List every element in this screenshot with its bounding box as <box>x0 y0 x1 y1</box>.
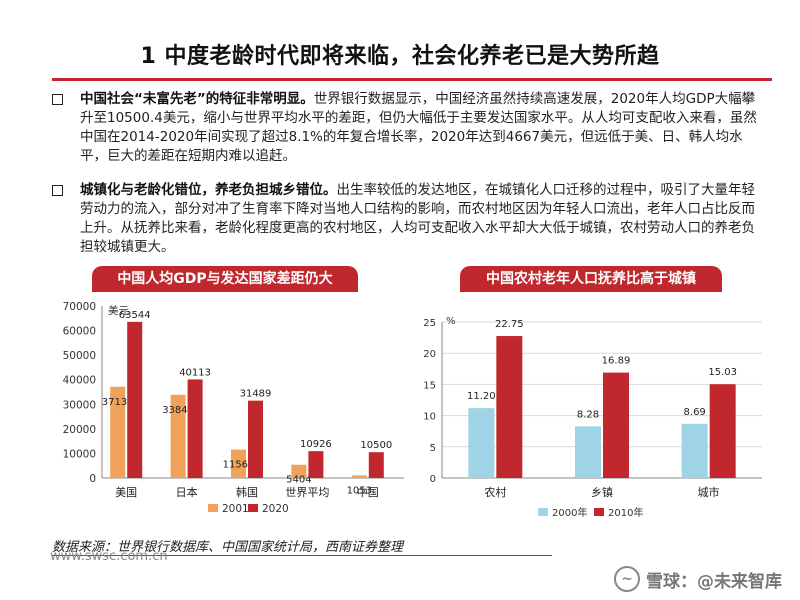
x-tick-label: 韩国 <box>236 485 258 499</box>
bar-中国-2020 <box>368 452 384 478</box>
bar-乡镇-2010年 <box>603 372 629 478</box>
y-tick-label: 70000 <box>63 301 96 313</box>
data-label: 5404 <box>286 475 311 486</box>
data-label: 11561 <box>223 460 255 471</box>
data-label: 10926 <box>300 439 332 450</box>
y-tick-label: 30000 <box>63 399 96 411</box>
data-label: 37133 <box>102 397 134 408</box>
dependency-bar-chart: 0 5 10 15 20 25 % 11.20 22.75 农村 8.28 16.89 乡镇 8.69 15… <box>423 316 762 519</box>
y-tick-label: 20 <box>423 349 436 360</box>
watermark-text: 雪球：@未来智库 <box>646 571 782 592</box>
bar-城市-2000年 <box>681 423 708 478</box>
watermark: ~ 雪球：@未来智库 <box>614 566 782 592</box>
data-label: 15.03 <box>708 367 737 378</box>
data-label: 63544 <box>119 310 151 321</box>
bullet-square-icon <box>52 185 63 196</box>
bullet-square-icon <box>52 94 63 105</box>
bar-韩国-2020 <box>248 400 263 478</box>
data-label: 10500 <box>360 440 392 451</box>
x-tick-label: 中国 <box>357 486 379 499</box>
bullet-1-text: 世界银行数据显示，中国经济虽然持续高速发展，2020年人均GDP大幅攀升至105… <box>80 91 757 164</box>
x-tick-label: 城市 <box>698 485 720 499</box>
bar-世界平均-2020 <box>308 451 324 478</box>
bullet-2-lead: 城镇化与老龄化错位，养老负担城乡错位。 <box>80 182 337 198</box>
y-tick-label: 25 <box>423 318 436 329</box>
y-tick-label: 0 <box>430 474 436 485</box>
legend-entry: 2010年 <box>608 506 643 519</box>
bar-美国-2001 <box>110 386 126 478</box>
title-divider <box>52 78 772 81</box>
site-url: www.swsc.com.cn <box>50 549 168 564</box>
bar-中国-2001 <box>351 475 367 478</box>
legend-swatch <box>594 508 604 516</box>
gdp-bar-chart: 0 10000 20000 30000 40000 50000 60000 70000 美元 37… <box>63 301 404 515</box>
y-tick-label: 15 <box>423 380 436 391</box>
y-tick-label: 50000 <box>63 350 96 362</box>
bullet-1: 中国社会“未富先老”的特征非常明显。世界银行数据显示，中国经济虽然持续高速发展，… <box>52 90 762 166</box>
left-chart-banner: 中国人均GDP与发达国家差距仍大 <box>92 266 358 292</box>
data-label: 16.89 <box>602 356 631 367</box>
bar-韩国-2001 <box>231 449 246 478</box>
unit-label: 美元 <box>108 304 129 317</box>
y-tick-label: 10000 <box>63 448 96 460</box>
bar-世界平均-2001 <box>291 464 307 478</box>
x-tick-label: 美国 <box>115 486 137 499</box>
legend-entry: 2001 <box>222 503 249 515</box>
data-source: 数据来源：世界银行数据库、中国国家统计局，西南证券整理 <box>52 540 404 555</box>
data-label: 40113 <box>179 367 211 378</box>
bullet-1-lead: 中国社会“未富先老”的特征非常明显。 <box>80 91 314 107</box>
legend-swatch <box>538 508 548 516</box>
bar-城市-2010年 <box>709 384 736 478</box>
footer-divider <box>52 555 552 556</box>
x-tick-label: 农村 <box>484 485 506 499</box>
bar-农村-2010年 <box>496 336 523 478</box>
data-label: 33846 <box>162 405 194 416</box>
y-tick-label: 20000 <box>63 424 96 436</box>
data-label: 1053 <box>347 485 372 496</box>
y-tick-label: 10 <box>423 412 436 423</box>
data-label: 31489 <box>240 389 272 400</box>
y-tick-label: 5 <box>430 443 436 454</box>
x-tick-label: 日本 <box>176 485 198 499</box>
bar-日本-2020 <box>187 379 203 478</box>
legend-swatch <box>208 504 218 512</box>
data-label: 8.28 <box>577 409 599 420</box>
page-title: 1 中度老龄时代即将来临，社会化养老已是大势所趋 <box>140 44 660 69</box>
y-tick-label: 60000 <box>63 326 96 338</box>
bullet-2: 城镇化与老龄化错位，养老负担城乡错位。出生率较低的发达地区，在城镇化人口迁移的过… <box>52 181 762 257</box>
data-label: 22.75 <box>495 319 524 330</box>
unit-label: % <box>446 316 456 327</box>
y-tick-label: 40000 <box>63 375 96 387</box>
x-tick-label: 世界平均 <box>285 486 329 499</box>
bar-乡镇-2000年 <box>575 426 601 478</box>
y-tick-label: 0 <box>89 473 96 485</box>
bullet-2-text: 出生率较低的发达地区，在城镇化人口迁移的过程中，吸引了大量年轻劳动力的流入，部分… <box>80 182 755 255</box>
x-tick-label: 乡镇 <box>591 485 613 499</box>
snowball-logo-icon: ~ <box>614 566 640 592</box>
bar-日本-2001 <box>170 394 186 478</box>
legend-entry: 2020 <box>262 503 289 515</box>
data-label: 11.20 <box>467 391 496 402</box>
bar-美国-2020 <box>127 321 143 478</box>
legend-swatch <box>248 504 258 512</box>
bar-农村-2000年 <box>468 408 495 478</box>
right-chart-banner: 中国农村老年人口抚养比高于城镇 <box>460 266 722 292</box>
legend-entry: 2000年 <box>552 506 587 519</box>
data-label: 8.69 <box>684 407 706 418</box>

EXERCISE REQUIREMENTS → Format the lines of all the entries above as a Markdown table with two columns, Index for the row number and Line for the line itself, skipping blank lines and leaving out the pictures.

EXPECTED ANSWER →
| Index | Line |
|---|---|
| 1 | List every element in this screenshot with its bounding box as <box>x0 y0 x1 y1</box>. |
| 2 | x-tick-label: 韩国 <box>236 485 258 499</box> |
| 3 | bar-中国-2020 <box>368 452 384 478</box> |
| 4 | bar-乡镇-2010年 <box>603 372 629 478</box> |
| 5 | y-tick-label: 70000 <box>63 301 96 313</box> |
| 6 | data-label: 5404 <box>286 475 311 486</box> |
| 7 | data-label: 11561 <box>223 460 255 471</box> |
| 8 | data-label: 10926 <box>300 439 332 450</box> |
| 9 | y-tick-label: 30000 <box>63 399 96 411</box> |
| 10 | data-label: 37133 <box>102 397 134 408</box> |
| 11 | dependency-bar-chart: 0 5 10 15 20 25 % 11.20 22.75 农村 8.28 16.89 乡镇 8.69 15… <box>423 316 762 519</box> |
| 12 | y-tick-label: 20 <box>423 349 436 360</box> |
| 13 | watermark-text: 雪球：@未来智库 <box>646 571 782 592</box> |
| 14 | bar-城市-2000年 <box>681 423 708 478</box> |
| 15 | watermark: ~ 雪球：@未来智库 <box>614 566 782 592</box> |
| 16 | data-label: 15.03 <box>708 367 737 378</box> |
| 17 | data-label: 63544 <box>119 310 151 321</box> |
| 18 | bullet-square-icon <box>52 185 63 196</box> |
| 19 | bullet-square-icon <box>52 94 63 105</box> |
| 20 | bar-韩国-2020 <box>248 400 263 478</box> |
| 21 | data-label: 10500 <box>360 440 392 451</box> |
| 22 | x-tick-label: 中国 <box>357 486 379 499</box> |
| 23 | bullet-1-text: 世界银行数据显示，中国经济虽然持续高速发展，2020年人均GDP大幅攀升至105… <box>80 91 757 164</box> |
| 24 | x-tick-label: 城市 <box>698 485 720 499</box> |
| 25 | bar-世界平均-2020 <box>308 451 324 478</box> |
| 26 | bullet-2-lead: 城镇化与老龄化错位，养老负担城乡错位。 <box>80 182 337 198</box> |
| 27 | y-tick-label: 25 <box>423 318 436 329</box> |
| 28 | y-tick-label: 0 <box>430 474 436 485</box> |
| 29 | legend-entry: 2010年 <box>608 506 643 519</box> |
| 30 | bar-美国-2001 <box>110 386 126 478</box> |
| 31 | title-divider <box>52 78 772 81</box> |
| 32 | site-url: www.swsc.com.cn <box>50 549 168 564</box> |
| 33 | bar-中国-2001 <box>351 475 367 478</box> |
| 34 | legend-swatch <box>594 508 604 516</box> |
| 35 | gdp-bar-chart: 0 10000 20000 30000 40000 50000 60000 70000 美元 37… <box>63 301 404 515</box> |
| 36 | y-tick-label: 15 <box>423 380 436 391</box> |
| 37 | y-tick-label: 50000 <box>63 350 96 362</box> |
| 38 | bullet-1: 中国社会“未富先老”的特征非常明显。世界银行数据显示，中国经济虽然持续高速发展，… <box>52 90 762 166</box> |
| 39 | left-chart-banner: 中国人均GDP与发达国家差距仍大 <box>92 266 358 292</box> |
| 40 | data-label: 16.89 <box>602 356 631 367</box> |
| 41 | bar-韩国-2001 <box>231 449 246 478</box> |
| 42 | unit-label: 美元 <box>108 304 129 317</box> |
| 43 | y-tick-label: 10000 <box>63 448 96 460</box> |
| 44 | bar-世界平均-2001 <box>291 464 307 478</box> |
| 45 | x-tick-label: 美国 <box>115 486 137 499</box> |
| 46 | legend-entry: 2001 <box>222 503 249 515</box> |
| 47 | data-source: 数据来源：世界银行数据库、中国国家统计局，西南证券整理 <box>52 540 404 555</box> |
| 48 | data-label: 40113 <box>179 367 211 378</box> |
| 49 | bullet-1-lead: 中国社会“未富先老”的特征非常明显。 <box>80 91 314 107</box> |
| 50 | legend-swatch <box>538 508 548 516</box> |
| 51 | bar-城市-2010年 <box>709 384 736 478</box> |
| 52 | footer-divider <box>52 555 552 556</box> |
| 53 | x-tick-label: 农村 <box>484 485 506 499</box> |
| 54 | bar-农村-2010年 <box>496 336 523 478</box> |
| 55 | data-label: 33846 <box>162 405 194 416</box> |
| 56 | y-tick-label: 20000 <box>63 424 96 436</box> |
| 57 | data-label: 1053 <box>347 485 372 496</box> |
| 58 | y-tick-label: 10 <box>423 412 436 423</box> |
| 59 | data-label: 31489 <box>240 389 272 400</box> |
| 60 | y-tick-label: 5 <box>430 443 436 454</box> |
| 61 | x-tick-label: 日本 <box>176 485 198 499</box> |
| 62 | bar-日本-2020 <box>187 379 203 478</box> |
| 63 | legend-swatch <box>208 504 218 512</box> |
| 64 | data-label: 8.28 <box>577 409 599 420</box> |
| 65 | page-title: 1 中度老龄时代即将来临，社会化养老已是大势所趋 <box>140 44 660 69</box> |
| 66 | y-tick-label: 60000 <box>63 326 96 338</box> |
| 67 | bullet-2: 城镇化与老龄化错位，养老负担城乡错位。出生率较低的发达地区，在城镇化人口迁移的过… <box>52 181 762 257</box> |
| 68 | data-label: 22.75 <box>495 319 524 330</box> |
| 69 | unit-label: % <box>446 316 456 327</box> |
| 70 | y-tick-label: 40000 <box>63 375 96 387</box> |
| 71 | x-tick-label: 世界平均 <box>285 486 329 499</box> |
| 72 | bar-乡镇-2000年 <box>575 426 601 478</box> |
| 73 | y-tick-label: 0 <box>89 473 96 485</box> |
| 74 | bullet-2-text: 出生率较低的发达地区，在城镇化人口迁移的过程中，吸引了大量年轻劳动力的流入，部分… <box>80 182 755 255</box> |
| 75 | x-tick-label: 乡镇 <box>591 485 613 499</box> |
| 76 | snowball-logo-icon: ~ <box>614 566 640 592</box> |
| 77 | bar-日本-2001 <box>170 394 186 478</box> |
| 78 | legend-entry: 2020 <box>262 503 289 515</box> |
| 79 | data-label: 11.20 <box>467 391 496 402</box> |
| 80 | bar-美国-2020 <box>127 321 143 478</box> |
| 81 | legend-swatch <box>248 504 258 512</box> |
| 82 | bar-农村-2000年 <box>468 408 495 478</box> |
| 83 | right-chart-banner: 中国农村老年人口抚养比高于城镇 <box>460 266 722 292</box> |
| 84 | legend-entry: 2000年 <box>552 506 587 519</box> |
| 85 | data-label: 8.69 <box>684 407 706 418</box> |